Produce the listing below again, exactly as shown.

[Start INPUT MATERIAL]

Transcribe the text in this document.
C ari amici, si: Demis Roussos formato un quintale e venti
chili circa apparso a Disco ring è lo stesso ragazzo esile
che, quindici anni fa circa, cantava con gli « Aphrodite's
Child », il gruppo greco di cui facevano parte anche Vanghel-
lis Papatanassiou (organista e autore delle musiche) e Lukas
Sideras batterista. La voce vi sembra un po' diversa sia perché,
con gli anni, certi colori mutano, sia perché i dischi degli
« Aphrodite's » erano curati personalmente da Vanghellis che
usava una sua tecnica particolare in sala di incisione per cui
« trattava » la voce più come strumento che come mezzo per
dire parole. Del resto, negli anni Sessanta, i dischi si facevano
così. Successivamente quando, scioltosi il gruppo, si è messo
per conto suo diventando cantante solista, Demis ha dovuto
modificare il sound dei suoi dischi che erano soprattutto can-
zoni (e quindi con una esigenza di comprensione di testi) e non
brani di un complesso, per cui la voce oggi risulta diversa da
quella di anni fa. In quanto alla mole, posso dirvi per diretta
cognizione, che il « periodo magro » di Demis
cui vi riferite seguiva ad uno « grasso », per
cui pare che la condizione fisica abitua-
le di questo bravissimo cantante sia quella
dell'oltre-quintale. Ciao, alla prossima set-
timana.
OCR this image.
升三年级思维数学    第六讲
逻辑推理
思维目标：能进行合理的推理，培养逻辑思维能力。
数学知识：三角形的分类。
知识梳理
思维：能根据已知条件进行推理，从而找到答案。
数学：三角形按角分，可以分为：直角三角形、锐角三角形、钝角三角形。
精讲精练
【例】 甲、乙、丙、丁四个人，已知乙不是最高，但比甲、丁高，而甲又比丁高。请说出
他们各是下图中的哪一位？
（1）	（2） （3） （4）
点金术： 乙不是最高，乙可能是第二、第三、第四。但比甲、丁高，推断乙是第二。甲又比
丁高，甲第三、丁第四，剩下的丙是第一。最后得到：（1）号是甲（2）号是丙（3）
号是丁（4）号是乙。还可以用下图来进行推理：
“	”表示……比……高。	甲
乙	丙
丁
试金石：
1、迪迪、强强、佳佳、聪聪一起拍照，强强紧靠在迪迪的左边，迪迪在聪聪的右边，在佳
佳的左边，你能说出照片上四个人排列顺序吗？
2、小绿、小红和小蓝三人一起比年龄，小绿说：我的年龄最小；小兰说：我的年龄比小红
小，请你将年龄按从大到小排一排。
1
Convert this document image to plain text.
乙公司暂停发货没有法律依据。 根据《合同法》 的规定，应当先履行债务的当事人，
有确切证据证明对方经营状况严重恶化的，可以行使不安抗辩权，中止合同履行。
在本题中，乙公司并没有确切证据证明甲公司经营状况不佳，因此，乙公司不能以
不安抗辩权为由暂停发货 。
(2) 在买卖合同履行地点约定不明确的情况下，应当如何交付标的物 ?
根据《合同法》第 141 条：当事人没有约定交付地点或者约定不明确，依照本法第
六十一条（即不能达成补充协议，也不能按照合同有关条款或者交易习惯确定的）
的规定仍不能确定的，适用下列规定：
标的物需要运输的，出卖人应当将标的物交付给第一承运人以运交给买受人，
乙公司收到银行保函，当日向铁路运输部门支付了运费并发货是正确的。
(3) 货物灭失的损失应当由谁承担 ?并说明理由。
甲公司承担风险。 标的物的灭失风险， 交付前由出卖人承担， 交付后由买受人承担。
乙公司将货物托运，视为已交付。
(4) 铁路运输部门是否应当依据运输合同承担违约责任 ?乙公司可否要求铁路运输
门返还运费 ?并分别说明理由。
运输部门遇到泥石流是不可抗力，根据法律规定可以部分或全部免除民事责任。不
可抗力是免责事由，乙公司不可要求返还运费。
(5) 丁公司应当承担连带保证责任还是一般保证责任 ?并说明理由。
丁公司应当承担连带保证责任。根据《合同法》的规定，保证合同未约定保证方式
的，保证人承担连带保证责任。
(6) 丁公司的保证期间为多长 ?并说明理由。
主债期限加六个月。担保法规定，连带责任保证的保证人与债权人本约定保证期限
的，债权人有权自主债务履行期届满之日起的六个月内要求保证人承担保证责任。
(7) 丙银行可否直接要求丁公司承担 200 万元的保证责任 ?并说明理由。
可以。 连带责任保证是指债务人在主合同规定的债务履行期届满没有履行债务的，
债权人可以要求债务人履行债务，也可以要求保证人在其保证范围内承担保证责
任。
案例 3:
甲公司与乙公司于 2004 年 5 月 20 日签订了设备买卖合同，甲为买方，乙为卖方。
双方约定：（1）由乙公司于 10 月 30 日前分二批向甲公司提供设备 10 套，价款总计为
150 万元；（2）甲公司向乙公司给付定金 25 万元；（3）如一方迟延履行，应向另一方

[End INPUT MATERIAL]

(WRITTEN SOLUTION)
Transcribe the text in this document.
C ari amici, si: Demis Roussos formato un quintale e venti
chili circa apparso a Disco ring è lo stesso ragazzo esile
che, quindici anni fa circa, cantava con gli « Aphrodite's
Child », il gruppo greco di cui facevano parte anche Vanghel-
lis Papatanassiou (organista e autore delle musiche) e Lukas
Sideras batterista. La voce vi sembra un po' diversa sia perché,
con gli anni, certi colori mutano, sia perché i dischi degli
« Aphrodite's » erano curati personalmente da Vanghellis che
usava una sua tecnica particolare in sala di incisione per cui
« trattava » la voce più come strumento che come mezzo per
dire parole. Del resto, negli anni Sessanta, i dischi si facevano
così. Successivamente quando, scioltosi il gruppo, si è messo
per conto suo diventando cantante solista, Demis ha dovuto
modificare il sound dei suoi dischi che erano soprattutto can-
zoni (e quindi con una esigenza di comprensione di testi) e non
brani di un complesso, per cui la voce oggi risulta diversa da
quella di anni fa. In quanto alla mole, posso dirvi per diretta
cognizione, che il « periodo magro » di Demis
cui vi riferite seguiva ad uno « grasso », per
cui pare che la condizione fisica abitua-
le di questo bravissimo cantante sia quella
dell'oltre-quintale. Ciao, alla prossima set-
timana.
OCR this image.
升三年级思维数学    第六讲
逻辑推理
思维目标：能进行合理的推理，培养逻辑思维能力。
数学知识：三角形的分类。
知识梳理
思维：能根据已知条件进行推理，从而找到答案。
数学：三角形按角分，可以分为：直角三角形、锐角三角形、钝角三角形。
精讲精练
【例】 甲、乙、丙、丁四个人，已知乙不是最高，但比甲、丁高，而甲又比丁高。请说出
他们各是下图中的哪一位？
（1）	（2） （3） （4）
点金术： 乙不是最高，乙可能是第二、第三、第四。但比甲、丁高，推断乙是第二。甲又比
丁高，甲第三、丁第四，剩下的丙是第一。最后得到：（1）号是甲（2）号是丙（3）
号是丁（4）号是乙。还可以用下图来进行推理：
“	”表示……比……高。	甲
乙	丙
丁
试金石：
1、迪迪、强强、佳佳、聪聪一起拍照，强强紧靠在迪迪的左边，迪迪在聪聪的右边，在佳
佳的左边，你能说出照片上四个人排列顺序吗？
2、小绿、小红和小蓝三人一起比年龄，小绿说：我的年龄最小；小兰说：我的年龄比小红
小，请你将年龄按从大到小排一排。
1
Convert this document image to plain text.
乙公司暂停发货没有法律依据。 根据《合同法》 的规定，应当先履行债务的当事人，
有确切证据证明对方经营状况严重恶化的，可以行使不安抗辩权，中止合同履行。
在本题中，乙公司并没有确切证据证明甲公司经营状况不佳，因此，乙公司不能以
不安抗辩权为由暂停发货 。
(2) 在买卖合同履行地点约定不明确的情况下，应当如何交付标的物 ?
根据《合同法》第 141 条：当事人没有约定交付地点或者约定不明确，依照本法第
六十一条（即不能达成补充协议，也不能按照合同有关条款或者交易习惯确定的）
的规定仍不能确定的，适用下列规定：
标的物需要运输的，出卖人应当将标的物交付给第一承运人以运交给买受人，
乙公司收到银行保函，当日向铁路运输部门支付了运费并发货是正确的。
(3) 货物灭失的损失应当由谁承担 ?并说明理由。
甲公司承担风险。 标的物的灭失风险， 交付前由出卖人承担， 交付后由买受人承担。
乙公司将货物托运，视为已交付。
(4) 铁路运输部门是否应当依据运输合同承担违约责任 ?乙公司可否要求铁路运输
门返还运费 ?并分别说明理由。
运输部门遇到泥石流是不可抗力，根据法律规定可以部分或全部免除民事责任。不
可抗力是免责事由，乙公司不可要求返还运费。
(5) 丁公司应当承担连带保证责任还是一般保证责任 ?并说明理由。
丁公司应当承担连带保证责任。根据《合同法》的规定，保证合同未约定保证方式
的，保证人承担连带保证责任。
(6) 丁公司的保证期间为多长 ?并说明理由。
主债期限加六个月。担保法规定，连带责任保证的保证人与债权人本约定保证期限
的，债权人有权自主债务履行期届满之日起的六个月内要求保证人承担保证责任。
(7) 丙银行可否直接要求丁公司承担 200 万元的保证责任 ?并说明理由。
可以。 连带责任保证是指债务人在主合同规定的债务履行期届满没有履行债务的，
债权人可以要求债务人履行债务，也可以要求保证人在其保证范围内承担保证责
任。
案例 3:
甲公司与乙公司于 2004 年 5 月 20 日签订了设备买卖合同，甲为买方，乙为卖方。
双方约定：（1）由乙公司于 10 月 30 日前分二批向甲公司提供设备 10 套，价款总计为
150 万元；（2）甲公司向乙公司给付定金 25 万元；（3）如一方迟延履行，应向另一方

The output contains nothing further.